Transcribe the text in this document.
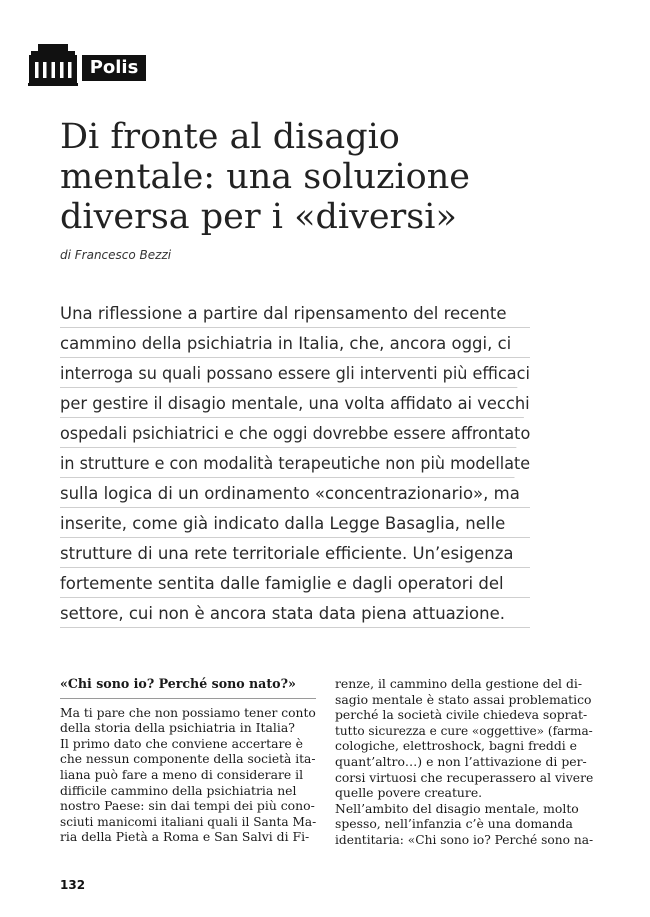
Polis
Di fronte al disagio
mentale: una soluzione
diversa per i «diversi»
di Francesco Bezzi
Una riflessione a partire dal ripensamento del recente
cammino della psichiatria in Italia, che, ancora oggi, ci
interroga su quali possano essere gli interventi più efficaci
per gestire il disagio mentale, una volta affidato ai vecchi
ospedali psichiatrici e che oggi dovrebbe essere affrontato
in strutture e con modalità terapeutiche non più modellate
sulla logica di un ordinamento «concentrazionario», ma
inserite, come già indicato dalla Legge Basaglia, nelle
strutture di una rete territoriale efficiente. Un’esigenza
fortemente sentita dalle famiglie e dagli operatori del
settore, cui non è ancora stata data piena attuazione.
«Chi sono io? Perché sono nato?»
Ma ti pare che non possiamo tener conto
della storia della psichiatria in Italia?
Il primo dato che conviene accertare è
che nessun componente della società ita-
liana può fare a meno di considerare il
difficile cammino della psichiatria nel
nostro Paese: sin dai tempi dei più cono-
sciuti manicomi italiani quali il Santa Ma-
ria della Pietà a Roma e San Salvi di Fi-
renze, il cammino della gestione del di-
sagio mentale è stato assai problematico
perché la società civile chiedeva soprat-
tutto sicurezza e cure «oggettive» (farma-
cologiche, elettroshock, bagni freddi e
quant’altro…) e non l’attivazione di per-
corsi virtuosi che recuperassero al vivere
quelle povere creature.
Nell’ambito del disagio mentale, molto
spesso, nell’infanzia c’è una domanda
identitaria: «Chi sono io? Perché sono na-
132
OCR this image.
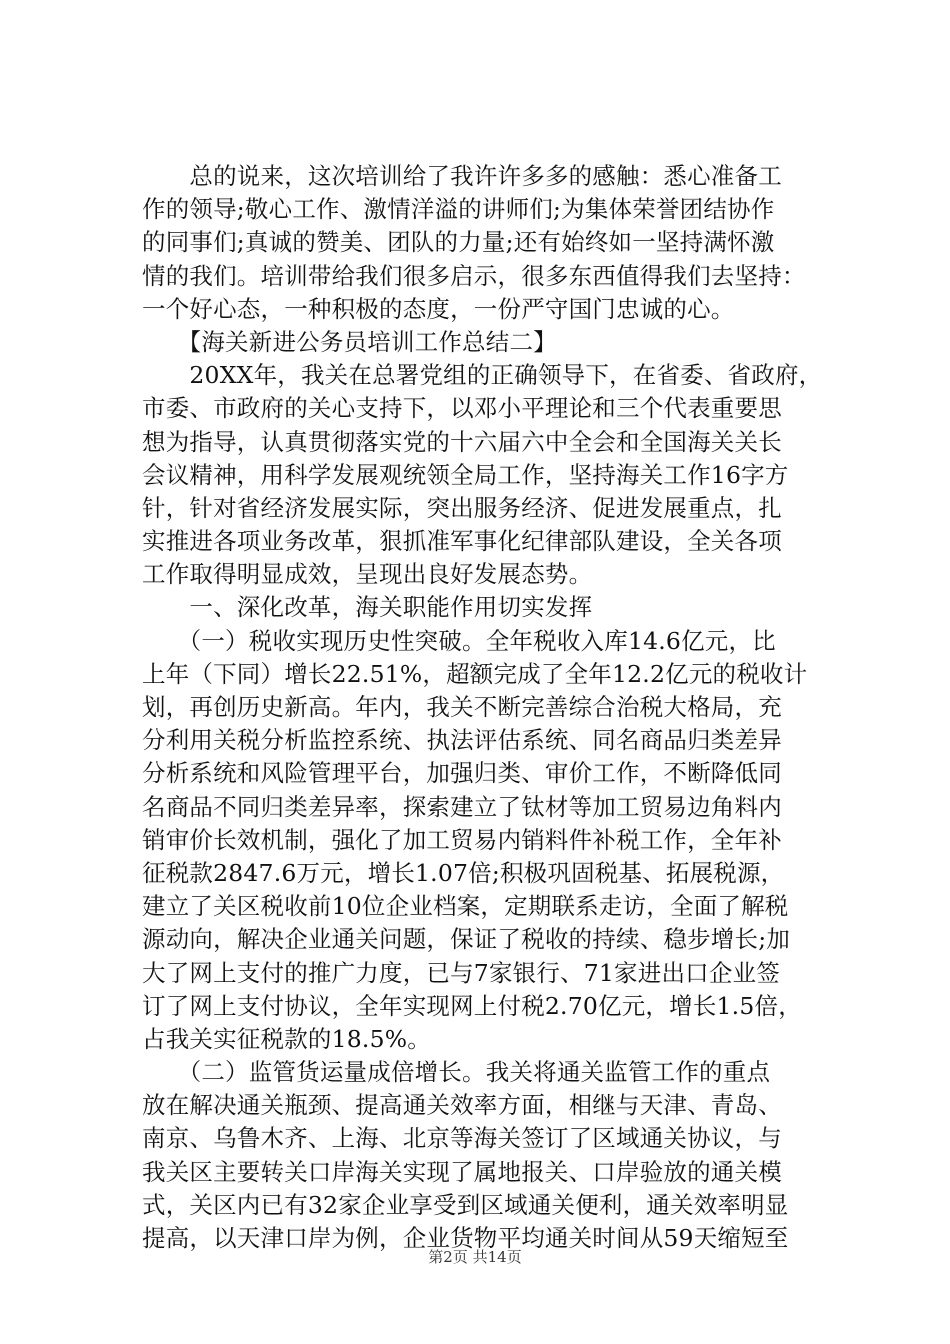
　　总的说来，这次培训给了我许许多多的感触：悉心准备工
作的领导;敬心工作、激情洋溢的讲师们;为集体荣誉团结协作
的同事们;真诚的赞美、团队的力量;还有始终如一坚持满怀激
情的我们。培训带给我们很多启示，很多东西值得我们去坚持：
一个好心态，一种积极的态度，一份严守国门忠诚的心。
　　【海关新进公务员培训工作总结二】
　　20XX年，我关在总署党组的正确领导下，在省委、省政府，
市委、市政府的关心支持下，以邓小平理论和三个代表重要思
想为指导，认真贯彻落实党的十六届六中全会和全国海关关长
会议精神，用科学发展观统领全局工作，坚持海关工作16字方
针，针对省经济发展实际，突出服务经济、促进发展重点，扎
实推进各项业务改革，狠抓准军事化纪律部队建设，全关各项
工作取得明显成效，呈现出良好发展态势。
　　一、深化改革，海关职能作用切实发挥
　　（一）税收实现历史性突破。全年税收入库14.6亿元，比
上年（下同）增长22.51%，超额完成了全年12.2亿元的税收计
划，再创历史新高。年内，我关不断完善综合治税大格局，充
分利用关税分析监控系统、执法评估系统、同名商品归类差异
分析系统和风险管理平台，加强归类、审价工作，不断降低同
名商品不同归类差异率，探索建立了钛材等加工贸易边角料内
销审价长效机制，强化了加工贸易内销料件补税工作，全年补
征税款2847.6万元，增长1.07倍;积极巩固税基、拓展税源，
建立了关区税收前10位企业档案，定期联系走访，全面了解税
源动向，解决企业通关问题，保证了税收的持续、稳步增长;加
大了网上支付的推广力度，已与7家银行、71家进出口企业签
订了网上支付协议，全年实现网上付税2.70亿元，增长1.5倍，
占我关实征税款的18.5%。
　　（二）监管货运量成倍增长。我关将通关监管工作的重点
放在解决通关瓶颈、提高通关效率方面，相继与天津、青岛、
南京、乌鲁木齐、上海、北京等海关签订了区域通关协议，与
我关区主要转关口岸海关实现了属地报关、口岸验放的通关模
式，关区内已有32家企业享受到区域通关便利，通关效率明显
提高，以天津口岸为例，企业货物平均通关时间从59天缩短至
第2页 共14页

Exercise prompt ->
Go through the material above and count the lines that include "mentale". Give the number alone.

Solution ->
4